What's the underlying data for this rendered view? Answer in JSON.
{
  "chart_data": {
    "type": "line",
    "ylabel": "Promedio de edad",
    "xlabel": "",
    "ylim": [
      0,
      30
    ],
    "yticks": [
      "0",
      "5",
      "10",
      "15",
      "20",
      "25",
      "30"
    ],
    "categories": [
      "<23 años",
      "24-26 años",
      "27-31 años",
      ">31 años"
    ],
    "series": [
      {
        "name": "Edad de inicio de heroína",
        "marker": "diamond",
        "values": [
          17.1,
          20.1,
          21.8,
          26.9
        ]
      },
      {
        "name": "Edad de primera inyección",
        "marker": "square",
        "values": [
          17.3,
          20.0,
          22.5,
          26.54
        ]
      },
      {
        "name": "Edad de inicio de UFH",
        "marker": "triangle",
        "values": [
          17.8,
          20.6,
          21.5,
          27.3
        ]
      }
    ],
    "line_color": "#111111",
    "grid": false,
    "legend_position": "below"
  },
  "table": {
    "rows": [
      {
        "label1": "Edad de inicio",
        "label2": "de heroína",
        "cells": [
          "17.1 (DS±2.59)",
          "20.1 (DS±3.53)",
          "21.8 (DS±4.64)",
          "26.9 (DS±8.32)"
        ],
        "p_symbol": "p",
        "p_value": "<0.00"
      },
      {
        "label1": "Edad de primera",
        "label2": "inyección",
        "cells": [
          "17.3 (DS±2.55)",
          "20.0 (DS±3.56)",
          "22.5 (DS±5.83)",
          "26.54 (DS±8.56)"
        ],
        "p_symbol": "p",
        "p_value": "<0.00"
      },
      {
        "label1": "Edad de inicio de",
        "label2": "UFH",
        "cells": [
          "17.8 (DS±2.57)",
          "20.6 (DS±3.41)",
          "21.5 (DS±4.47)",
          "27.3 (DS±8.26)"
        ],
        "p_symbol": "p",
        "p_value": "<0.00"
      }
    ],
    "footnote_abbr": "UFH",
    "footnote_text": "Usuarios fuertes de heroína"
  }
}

■ **Direction**:
Track down every line with the word "marker" and copy it.

■ **Answer to this exercise**:
        "marker": "diamond",
        "marker": "square",
        "marker": "triangle",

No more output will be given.